__Exercise details__
Restate, word for word, all of the material shown below.

╔══

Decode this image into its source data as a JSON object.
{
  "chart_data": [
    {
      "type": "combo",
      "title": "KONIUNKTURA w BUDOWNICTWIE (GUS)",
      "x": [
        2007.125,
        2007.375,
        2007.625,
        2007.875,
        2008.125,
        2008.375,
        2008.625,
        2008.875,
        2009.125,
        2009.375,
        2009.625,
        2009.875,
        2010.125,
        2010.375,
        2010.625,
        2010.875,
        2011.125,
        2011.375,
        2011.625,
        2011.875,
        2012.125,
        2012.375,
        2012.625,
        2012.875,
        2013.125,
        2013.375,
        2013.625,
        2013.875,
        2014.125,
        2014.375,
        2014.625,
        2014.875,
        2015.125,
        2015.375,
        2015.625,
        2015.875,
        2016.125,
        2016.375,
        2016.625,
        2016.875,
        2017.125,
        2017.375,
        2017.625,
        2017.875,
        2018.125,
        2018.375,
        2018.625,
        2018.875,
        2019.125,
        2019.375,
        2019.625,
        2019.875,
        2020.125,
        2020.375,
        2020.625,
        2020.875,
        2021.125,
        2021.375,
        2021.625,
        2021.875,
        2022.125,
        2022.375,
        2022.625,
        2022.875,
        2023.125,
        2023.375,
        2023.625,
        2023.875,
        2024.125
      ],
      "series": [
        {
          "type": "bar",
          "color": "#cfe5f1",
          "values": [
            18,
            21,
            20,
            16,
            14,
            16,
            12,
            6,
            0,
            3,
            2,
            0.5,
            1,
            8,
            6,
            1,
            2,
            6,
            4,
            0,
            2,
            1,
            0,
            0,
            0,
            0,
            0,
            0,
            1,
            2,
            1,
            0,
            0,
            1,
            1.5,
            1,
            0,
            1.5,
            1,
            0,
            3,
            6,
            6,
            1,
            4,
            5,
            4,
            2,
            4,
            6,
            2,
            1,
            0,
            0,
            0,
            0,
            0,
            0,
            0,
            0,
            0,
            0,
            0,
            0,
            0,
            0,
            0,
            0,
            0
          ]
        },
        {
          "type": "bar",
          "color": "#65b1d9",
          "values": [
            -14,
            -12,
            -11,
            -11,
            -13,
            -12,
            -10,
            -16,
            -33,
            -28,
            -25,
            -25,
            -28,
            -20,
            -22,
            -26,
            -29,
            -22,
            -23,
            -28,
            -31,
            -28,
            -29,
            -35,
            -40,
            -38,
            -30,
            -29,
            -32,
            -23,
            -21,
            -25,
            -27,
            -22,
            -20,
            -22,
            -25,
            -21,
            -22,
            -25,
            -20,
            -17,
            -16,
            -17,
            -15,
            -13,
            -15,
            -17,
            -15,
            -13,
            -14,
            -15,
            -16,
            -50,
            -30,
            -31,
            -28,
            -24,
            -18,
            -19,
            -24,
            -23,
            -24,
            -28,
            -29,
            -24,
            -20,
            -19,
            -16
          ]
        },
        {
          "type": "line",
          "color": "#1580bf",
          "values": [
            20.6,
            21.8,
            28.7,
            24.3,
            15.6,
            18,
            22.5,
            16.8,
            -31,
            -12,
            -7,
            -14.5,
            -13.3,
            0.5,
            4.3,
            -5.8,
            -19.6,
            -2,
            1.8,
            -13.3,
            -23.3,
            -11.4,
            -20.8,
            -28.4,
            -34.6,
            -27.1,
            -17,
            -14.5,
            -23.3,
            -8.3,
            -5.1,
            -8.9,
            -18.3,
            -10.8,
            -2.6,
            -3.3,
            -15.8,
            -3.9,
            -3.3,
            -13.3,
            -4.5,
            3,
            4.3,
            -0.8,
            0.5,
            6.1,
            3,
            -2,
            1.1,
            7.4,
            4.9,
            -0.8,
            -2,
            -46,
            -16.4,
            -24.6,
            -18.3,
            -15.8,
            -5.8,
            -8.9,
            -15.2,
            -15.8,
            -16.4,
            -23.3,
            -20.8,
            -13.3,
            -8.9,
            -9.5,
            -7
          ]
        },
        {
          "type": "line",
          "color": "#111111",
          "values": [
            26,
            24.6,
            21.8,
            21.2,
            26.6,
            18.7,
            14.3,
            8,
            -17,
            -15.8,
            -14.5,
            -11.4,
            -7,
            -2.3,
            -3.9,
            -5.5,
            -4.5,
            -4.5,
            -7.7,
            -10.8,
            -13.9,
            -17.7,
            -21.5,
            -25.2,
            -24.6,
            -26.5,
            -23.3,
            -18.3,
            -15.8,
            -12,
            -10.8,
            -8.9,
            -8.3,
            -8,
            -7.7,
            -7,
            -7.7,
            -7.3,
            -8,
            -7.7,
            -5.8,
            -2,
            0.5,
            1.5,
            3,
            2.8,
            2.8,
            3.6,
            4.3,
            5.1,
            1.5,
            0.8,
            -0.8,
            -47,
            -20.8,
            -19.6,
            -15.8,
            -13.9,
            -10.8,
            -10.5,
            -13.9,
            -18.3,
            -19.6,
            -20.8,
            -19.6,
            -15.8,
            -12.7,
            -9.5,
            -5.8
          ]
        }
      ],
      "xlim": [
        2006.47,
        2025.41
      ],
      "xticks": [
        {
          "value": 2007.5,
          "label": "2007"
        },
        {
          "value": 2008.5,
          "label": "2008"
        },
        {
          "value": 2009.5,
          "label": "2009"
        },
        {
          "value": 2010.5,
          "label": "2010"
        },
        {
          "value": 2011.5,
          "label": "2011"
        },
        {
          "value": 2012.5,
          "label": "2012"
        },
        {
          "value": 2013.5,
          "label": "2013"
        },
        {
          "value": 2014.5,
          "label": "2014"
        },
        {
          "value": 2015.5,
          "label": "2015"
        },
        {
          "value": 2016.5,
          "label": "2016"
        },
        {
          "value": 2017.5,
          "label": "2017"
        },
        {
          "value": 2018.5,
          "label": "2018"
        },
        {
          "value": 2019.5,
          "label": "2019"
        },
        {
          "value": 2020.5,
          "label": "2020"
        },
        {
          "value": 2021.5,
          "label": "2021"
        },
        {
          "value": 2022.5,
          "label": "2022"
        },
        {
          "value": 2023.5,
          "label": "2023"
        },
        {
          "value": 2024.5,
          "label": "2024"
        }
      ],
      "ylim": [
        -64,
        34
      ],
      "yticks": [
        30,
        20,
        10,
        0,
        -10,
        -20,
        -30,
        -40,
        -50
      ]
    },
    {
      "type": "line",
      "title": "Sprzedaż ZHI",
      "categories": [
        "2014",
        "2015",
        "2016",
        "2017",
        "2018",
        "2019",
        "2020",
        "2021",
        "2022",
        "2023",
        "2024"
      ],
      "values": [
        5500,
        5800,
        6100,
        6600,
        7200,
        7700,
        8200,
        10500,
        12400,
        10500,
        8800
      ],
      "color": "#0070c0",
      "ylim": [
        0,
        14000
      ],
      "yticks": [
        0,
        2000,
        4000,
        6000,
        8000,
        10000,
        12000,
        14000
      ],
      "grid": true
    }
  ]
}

╚══

__Right answer__
Decode this image into its source data as a JSON object.
{
  "chart_data": [
    {
      "type": "combo",
      "title": "KONIUNKTURA w BUDOWNICTWIE (GUS)",
      "x": [
        2007.125,
        2007.375,
        2007.625,
        2007.875,
        2008.125,
        2008.375,
        2008.625,
        2008.875,
        2009.125,
        2009.375,
        2009.625,
        2009.875,
        2010.125,
        2010.375,
        2010.625,
        2010.875,
        2011.125,
        2011.375,
        2011.625,
        2011.875,
        2012.125,
        2012.375,
        2012.625,
        2012.875,
        2013.125,
        2013.375,
        2013.625,
        2013.875,
        2014.125,
        2014.375,
        2014.625,
        2014.875,
        2015.125,
        2015.375,
        2015.625,
        2015.875,
        2016.125,
        2016.375,
        2016.625,
        2016.875,
        2017.125,
        2017.375,
        2017.625,
        2017.875,
        2018.125,
        2018.375,
        2018.625,
        2018.875,
        2019.125,
        2019.375,
        2019.625,
        2019.875,
        2020.125,
        2020.375,
        2020.625,
        2020.875,
        2021.125,
        2021.375,
        2021.625,
        2021.875,
        2022.125,
        2022.375,
        2022.625,
        2022.875,
        2023.125,
        2023.375,
        2023.625,
        2023.875,
        2024.125
      ],
      "series": [
        {
          "type": "bar",
          "color": "#cfe5f1",
          "values": [
            18,
            21,
            20,
            16,
            14,
            16,
            12,
            6,
            0,
            3,
            2,
            0.5,
            1,
            8,
            6,
            1,
            2,
            6,
            4,
            0,
            2,
            1,
            0,
            0,
            0,
            0,
            0,
            0,
            1,
            2,
            1,
            0,
            0,
            1,
            1.5,
            1,
            0,
            1.5,
            1,
            0,
            3,
            6,
            6,
            1,
            4,
            5,
            4,
            2,
            4,
            6,
            2,
            1,
            0,
            0,
            0,
            0,
            0,
            0,
            0,
            0,
            0,
            0,
            0,
            0,
            0,
            0,
            0,
            0,
            0
          ]
        },
        {
          "type": "bar",
          "color": "#65b1d9",
          "values": [
            -14,
            -12,
            -11,
            -11,
            -13,
            -12,
            -10,
            -16,
            -33,
            -28,
            -25,
            -25,
            -28,
            -20,
            -22,
            -26,
            -29,
            -22,
            -23,
            -28,
            -31,
            -28,
            -29,
            -35,
            -40,
            -38,
            -30,
            -29,
            -32,
            -23,
            -21,
            -25,
            -27,
            -22,
            -20,
            -22,
            -25,
            -21,
            -22,
            -25,
            -20,
            -17,
            -16,
            -17,
            -15,
            -13,
            -15,
            -17,
            -15,
            -13,
            -14,
            -15,
            -16,
            -50,
            -30,
            -31,
            -28,
            -24,
            -18,
            -19,
            -24,
            -23,
            -24,
            -28,
            -29,
            -24,
            -20,
            -19,
            -16
          ]
        },
        {
          "type": "line",
          "color": "#1580bf",
          "values": [
            20.6,
            21.8,
            28.7,
            24.3,
            15.6,
            18,
            22.5,
            16.8,
            -31,
            -12,
            -7,
            -14.5,
            -13.3,
            0.5,
            4.3,
            -5.8,
            -19.6,
            -2,
            1.8,
            -13.3,
            -23.3,
            -11.4,
            -20.8,
            -28.4,
            -34.6,
            -27.1,
            -17,
            -14.5,
            -23.3,
            -8.3,
            -5.1,
            -8.9,
            -18.3,
            -10.8,
            -2.6,
            -3.3,
            -15.8,
            -3.9,
            -3.3,
            -13.3,
            -4.5,
            3,
            4.3,
            -0.8,
            0.5,
            6.1,
            3,
            -2,
            1.1,
            7.4,
            4.9,
            -0.8,
            -2,
            -46,
            -16.4,
            -24.6,
            -18.3,
            -15.8,
            -5.8,
            -8.9,
            -15.2,
            -15.8,
            -16.4,
            -23.3,
            -20.8,
            -13.3,
            -8.9,
            -9.5,
            -7
          ]
        },
        {
          "type": "line",
          "color": "#111111",
          "values": [
            26,
            24.6,
            21.8,
            21.2,
            26.6,
            18.7,
            14.3,
            8,
            -17,
            -15.8,
            -14.5,
            -11.4,
            -7,
            -2.3,
            -3.9,
            -5.5,
            -4.5,
            -4.5,
            -7.7,
            -10.8,
            -13.9,
            -17.7,
            -21.5,
            -25.2,
            -24.6,
            -26.5,
            -23.3,
            -18.3,
            -15.8,
            -12,
            -10.8,
            -8.9,
            -8.3,
            -8,
            -7.7,
            -7,
            -7.7,
            -7.3,
            -8,
            -7.7,
            -5.8,
            -2,
            0.5,
            1.5,
            3,
            2.8,
            2.8,
            3.6,
            4.3,
            5.1,
            1.5,
            0.8,
            -0.8,
            -47,
            -20.8,
            -19.6,
            -15.8,
            -13.9,
            -10.8,
            -10.5,
            -13.9,
            -18.3,
            -19.6,
            -20.8,
            -19.6,
            -15.8,
            -12.7,
            -9.5,
            -5.8
          ]
        }
      ],
      "xlim": [
        2006.47,
        2025.41
      ],
      "xticks": [
        {
          "value": 2007.5,
          "label": "2007"
        },
        {
          "value": 2008.5,
          "label": "2008"
        },
        {
          "value": 2009.5,
          "label": "2009"
        },
        {
          "value": 2010.5,
          "label": "2010"
        },
        {
          "value": 2011.5,
          "label": "2011"
        },
        {
          "value": 2012.5,
          "label": "2012"
        },
        {
          "value": 2013.5,
          "label": "2013"
        },
        {
          "value": 2014.5,
          "label": "2014"
        },
        {
          "value": 2015.5,
          "label": "2015"
        },
        {
          "value": 2016.5,
          "label": "2016"
        },
        {
          "value": 2017.5,
          "label": "2017"
        },
        {
          "value": 2018.5,
          "label": "2018"
        },
        {
          "value": 2019.5,
          "label": "2019"
        },
        {
          "value": 2020.5,
          "label": "2020"
        },
        {
          "value": 2021.5,
          "label": "2021"
        },
        {
          "value": 2022.5,
          "label": "2022"
        },
        {
          "value": 2023.5,
          "label": "2023"
        },
        {
          "value": 2024.5,
          "label": "2024"
        }
      ],
      "ylim": [
        -64,
        34
      ],
      "yticks": [
        30,
        20,
        10,
        0,
        -10,
        -20,
        -30,
        -40,
        -50
      ]
    },
    {
      "type": "line",
      "title": "Sprzedaż ZHI",
      "categories": [
        "2014",
        "2015",
        "2016",
        "2017",
        "2018",
        "2019",
        "2020",
        "2021",
        "2022",
        "2023",
        "2024"
      ],
      "values": [
        5500,
        5800,
        6100,
        6600,
        7200,
        7700,
        8200,
        10500,
        12400,
        10500,
        8800
      ],
      "color": "#0070c0",
      "ylim": [
        0,
        14000
      ],
      "yticks": [
        0,
        2000,
        4000,
        6000,
        8000,
        10000,
        12000,
        14000
      ],
      "grid": true
    }
  ]
}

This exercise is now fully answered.